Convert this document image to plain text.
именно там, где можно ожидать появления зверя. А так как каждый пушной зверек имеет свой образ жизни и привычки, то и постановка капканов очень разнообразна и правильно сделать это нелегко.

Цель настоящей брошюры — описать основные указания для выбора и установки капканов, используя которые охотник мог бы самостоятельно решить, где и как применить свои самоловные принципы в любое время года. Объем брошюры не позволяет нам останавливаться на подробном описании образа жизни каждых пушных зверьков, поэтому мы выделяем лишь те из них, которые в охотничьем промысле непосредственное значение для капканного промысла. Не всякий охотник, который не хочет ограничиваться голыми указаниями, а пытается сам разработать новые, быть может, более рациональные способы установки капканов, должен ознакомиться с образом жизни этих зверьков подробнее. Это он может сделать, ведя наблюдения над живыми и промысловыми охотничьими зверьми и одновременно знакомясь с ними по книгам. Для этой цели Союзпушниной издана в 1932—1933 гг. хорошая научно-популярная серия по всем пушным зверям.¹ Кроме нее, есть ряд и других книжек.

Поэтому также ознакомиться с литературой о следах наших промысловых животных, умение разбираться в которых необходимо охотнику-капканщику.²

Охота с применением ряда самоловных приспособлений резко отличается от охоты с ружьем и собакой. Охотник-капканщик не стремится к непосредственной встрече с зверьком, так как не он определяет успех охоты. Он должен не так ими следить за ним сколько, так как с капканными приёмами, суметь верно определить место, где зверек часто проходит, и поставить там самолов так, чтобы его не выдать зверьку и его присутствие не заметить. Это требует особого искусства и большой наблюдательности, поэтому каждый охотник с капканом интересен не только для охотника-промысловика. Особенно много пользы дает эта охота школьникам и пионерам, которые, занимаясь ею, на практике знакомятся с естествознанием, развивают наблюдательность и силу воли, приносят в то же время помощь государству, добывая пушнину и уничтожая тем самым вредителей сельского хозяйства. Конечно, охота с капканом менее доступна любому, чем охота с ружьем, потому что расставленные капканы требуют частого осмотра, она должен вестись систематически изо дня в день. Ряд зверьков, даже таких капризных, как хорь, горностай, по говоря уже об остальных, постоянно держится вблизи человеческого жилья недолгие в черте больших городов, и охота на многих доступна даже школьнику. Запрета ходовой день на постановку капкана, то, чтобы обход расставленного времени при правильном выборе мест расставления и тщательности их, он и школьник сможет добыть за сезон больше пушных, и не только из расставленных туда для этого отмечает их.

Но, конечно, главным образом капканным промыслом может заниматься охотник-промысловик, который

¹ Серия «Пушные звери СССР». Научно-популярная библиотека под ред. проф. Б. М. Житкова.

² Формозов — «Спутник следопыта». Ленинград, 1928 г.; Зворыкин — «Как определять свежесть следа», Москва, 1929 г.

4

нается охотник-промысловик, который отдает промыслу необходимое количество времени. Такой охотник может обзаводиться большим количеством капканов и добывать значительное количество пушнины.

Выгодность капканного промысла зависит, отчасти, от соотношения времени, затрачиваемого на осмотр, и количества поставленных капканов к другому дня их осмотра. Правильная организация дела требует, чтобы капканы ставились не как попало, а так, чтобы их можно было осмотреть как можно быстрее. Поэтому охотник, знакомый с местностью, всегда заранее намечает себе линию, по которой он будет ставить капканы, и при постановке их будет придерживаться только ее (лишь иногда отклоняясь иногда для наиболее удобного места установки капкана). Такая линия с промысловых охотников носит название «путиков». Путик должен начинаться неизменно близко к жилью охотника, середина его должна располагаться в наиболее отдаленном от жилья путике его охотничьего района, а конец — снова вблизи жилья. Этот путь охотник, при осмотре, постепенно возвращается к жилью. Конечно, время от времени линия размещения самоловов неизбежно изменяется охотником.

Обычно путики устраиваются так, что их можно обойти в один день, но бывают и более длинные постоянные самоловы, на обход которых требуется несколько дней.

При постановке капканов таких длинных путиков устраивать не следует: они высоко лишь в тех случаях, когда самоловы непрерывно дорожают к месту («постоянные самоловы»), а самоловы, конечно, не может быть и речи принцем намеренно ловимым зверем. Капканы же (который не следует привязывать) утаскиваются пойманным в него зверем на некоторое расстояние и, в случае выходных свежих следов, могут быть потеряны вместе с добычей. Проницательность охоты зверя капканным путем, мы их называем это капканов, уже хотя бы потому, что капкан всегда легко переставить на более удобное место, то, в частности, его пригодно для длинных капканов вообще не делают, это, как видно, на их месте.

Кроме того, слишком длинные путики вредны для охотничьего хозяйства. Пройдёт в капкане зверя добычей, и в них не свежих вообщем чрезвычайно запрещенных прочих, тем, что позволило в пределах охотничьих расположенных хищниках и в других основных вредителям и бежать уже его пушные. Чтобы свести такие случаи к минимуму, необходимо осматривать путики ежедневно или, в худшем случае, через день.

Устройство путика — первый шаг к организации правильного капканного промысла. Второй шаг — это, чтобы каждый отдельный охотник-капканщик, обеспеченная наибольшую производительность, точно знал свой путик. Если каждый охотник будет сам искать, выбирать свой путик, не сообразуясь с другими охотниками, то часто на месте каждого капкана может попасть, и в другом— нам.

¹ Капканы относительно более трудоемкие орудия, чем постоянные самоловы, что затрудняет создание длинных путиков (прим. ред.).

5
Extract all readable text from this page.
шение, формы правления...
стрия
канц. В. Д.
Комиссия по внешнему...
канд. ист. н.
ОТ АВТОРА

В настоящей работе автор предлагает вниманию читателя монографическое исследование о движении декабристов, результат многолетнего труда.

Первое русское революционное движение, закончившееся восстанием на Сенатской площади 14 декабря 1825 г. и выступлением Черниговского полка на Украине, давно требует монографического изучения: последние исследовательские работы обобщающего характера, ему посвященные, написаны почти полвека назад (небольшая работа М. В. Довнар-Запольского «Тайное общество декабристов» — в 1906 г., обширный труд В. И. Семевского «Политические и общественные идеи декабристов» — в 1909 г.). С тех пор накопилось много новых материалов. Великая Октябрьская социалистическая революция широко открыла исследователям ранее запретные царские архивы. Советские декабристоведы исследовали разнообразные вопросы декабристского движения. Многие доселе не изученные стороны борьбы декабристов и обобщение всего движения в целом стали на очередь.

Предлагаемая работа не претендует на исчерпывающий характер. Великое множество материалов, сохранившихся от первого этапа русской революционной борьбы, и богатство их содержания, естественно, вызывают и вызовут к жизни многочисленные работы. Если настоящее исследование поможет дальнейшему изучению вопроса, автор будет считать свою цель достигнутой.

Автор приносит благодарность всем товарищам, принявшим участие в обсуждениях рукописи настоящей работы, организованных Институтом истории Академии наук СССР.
--- --- ---
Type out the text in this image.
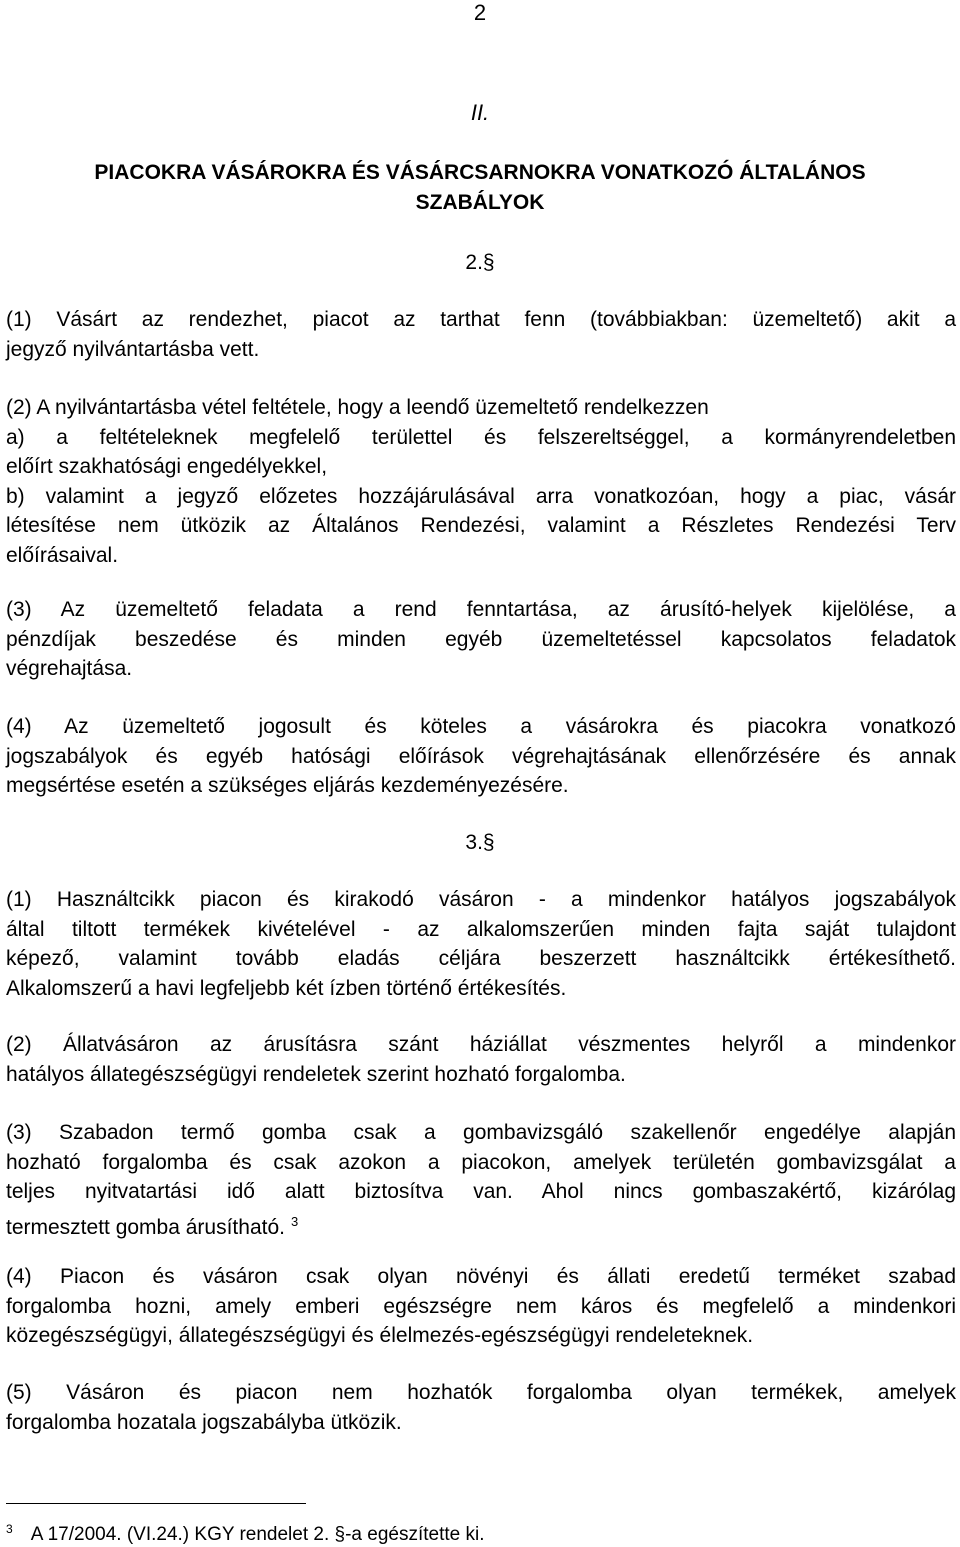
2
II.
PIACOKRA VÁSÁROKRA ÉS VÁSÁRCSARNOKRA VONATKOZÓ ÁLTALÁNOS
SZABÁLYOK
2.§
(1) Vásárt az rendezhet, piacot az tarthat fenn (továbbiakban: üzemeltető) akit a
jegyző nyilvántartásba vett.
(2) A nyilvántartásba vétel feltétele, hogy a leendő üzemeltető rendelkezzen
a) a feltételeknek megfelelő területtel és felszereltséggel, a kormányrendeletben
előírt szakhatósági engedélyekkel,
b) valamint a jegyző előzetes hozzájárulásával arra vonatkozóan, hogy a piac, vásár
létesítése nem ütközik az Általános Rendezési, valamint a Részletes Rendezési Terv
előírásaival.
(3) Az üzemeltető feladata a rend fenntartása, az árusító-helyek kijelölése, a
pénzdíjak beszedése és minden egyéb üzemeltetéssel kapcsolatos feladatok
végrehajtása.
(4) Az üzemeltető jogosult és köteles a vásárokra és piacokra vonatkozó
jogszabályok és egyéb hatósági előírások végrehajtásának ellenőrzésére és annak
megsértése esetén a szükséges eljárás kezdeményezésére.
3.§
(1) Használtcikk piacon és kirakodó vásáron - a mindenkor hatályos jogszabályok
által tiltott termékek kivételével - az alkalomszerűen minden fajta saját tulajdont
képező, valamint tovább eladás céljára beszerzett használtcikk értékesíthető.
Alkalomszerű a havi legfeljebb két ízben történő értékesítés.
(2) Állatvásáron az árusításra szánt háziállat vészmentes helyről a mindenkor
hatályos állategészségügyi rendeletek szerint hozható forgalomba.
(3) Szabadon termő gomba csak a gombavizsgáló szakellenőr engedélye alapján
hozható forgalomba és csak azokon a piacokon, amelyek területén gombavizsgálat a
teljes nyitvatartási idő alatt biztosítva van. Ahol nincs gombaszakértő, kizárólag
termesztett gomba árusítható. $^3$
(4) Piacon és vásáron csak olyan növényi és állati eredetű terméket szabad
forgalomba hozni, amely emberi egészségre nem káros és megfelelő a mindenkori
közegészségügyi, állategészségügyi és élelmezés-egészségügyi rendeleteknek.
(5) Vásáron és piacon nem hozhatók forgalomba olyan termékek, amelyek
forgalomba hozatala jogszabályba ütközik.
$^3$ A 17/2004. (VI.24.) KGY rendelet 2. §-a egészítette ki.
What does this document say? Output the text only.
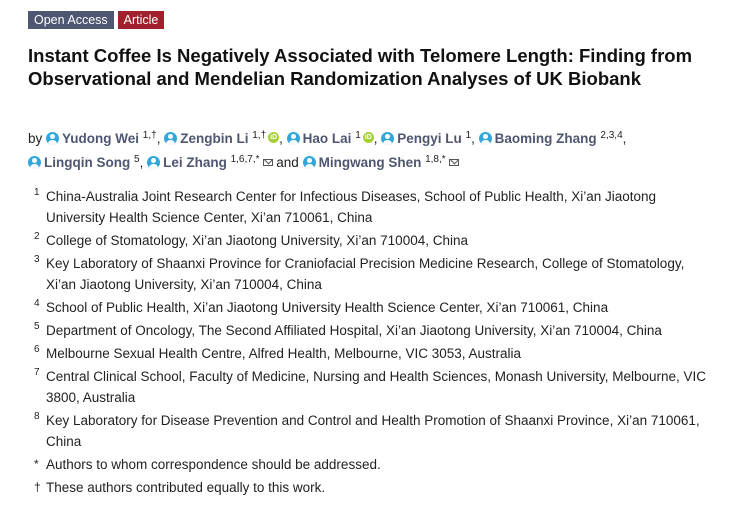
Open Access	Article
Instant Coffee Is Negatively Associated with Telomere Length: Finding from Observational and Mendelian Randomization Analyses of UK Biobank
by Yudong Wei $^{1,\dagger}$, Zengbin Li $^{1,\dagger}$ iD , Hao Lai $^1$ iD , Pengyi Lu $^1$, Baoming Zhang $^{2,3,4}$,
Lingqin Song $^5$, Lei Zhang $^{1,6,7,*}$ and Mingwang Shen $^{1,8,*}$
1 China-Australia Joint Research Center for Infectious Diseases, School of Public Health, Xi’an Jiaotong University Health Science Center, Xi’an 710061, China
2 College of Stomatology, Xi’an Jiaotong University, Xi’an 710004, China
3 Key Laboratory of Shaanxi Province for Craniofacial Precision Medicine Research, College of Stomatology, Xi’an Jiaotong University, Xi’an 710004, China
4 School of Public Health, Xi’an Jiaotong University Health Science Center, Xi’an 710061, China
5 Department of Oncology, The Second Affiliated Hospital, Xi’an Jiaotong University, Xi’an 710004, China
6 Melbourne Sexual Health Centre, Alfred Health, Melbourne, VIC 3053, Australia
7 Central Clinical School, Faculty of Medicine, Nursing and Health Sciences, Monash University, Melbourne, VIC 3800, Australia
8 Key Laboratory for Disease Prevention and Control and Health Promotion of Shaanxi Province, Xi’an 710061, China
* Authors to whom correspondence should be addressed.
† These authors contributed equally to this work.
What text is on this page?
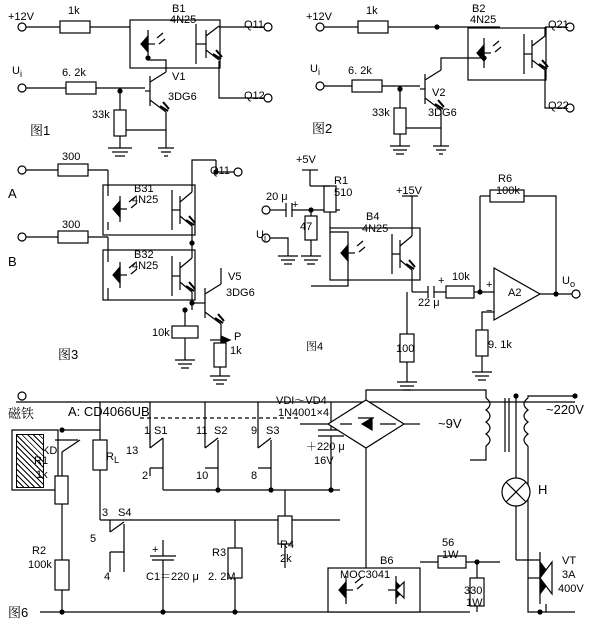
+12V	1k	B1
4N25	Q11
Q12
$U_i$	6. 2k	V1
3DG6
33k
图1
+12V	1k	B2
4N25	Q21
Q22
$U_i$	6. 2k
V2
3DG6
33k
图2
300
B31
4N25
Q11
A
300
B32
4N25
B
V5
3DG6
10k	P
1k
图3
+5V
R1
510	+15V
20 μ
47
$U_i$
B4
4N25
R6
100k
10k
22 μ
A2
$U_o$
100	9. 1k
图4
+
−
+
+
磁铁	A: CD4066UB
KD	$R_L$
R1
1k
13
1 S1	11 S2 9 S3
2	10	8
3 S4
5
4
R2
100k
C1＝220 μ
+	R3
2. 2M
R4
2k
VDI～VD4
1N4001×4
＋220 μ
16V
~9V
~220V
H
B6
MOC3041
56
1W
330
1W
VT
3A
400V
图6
--- --- ---
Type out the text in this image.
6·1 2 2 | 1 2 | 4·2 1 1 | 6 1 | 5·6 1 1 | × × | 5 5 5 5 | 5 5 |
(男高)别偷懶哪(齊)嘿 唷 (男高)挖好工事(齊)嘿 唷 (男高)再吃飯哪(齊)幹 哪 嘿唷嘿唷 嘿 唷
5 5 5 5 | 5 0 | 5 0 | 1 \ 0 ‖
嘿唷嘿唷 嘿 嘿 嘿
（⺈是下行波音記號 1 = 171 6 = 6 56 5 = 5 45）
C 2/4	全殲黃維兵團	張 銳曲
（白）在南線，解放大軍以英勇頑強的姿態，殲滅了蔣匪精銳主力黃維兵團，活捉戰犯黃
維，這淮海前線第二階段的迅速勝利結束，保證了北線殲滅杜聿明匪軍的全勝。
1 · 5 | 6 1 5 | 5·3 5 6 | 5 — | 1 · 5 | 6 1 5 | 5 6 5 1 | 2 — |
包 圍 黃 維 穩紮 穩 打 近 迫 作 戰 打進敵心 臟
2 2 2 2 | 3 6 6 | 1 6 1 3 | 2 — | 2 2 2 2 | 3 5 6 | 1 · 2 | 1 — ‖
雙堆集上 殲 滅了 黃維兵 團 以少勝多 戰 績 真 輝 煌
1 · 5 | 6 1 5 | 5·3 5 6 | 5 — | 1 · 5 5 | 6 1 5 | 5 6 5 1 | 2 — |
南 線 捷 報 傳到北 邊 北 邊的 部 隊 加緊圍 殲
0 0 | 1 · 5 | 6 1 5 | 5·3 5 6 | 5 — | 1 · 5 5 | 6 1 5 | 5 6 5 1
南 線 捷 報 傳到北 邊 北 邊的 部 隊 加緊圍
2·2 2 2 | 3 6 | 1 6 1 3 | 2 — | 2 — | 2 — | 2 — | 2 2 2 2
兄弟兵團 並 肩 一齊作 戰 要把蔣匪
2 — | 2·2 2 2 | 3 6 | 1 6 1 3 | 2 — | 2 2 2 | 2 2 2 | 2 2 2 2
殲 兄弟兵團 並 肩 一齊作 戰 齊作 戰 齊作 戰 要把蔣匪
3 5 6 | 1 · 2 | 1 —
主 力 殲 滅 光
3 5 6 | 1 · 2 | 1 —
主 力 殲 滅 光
--- --- ---
• [WHAT IS NEEDED] Locate the word "СССР" in the records and collect each line it appears in.

• [WORKED ANSWER]
¹ Серия «Пушные звери СССР». Научно-популярная библиотека под ред. проф. Б. М. Житкова.
Автор приносит благодарность всем товарищам, принявшим участие в обсуждениях рукописи настоящей работы, организованных Институтом истории Академии наук СССР.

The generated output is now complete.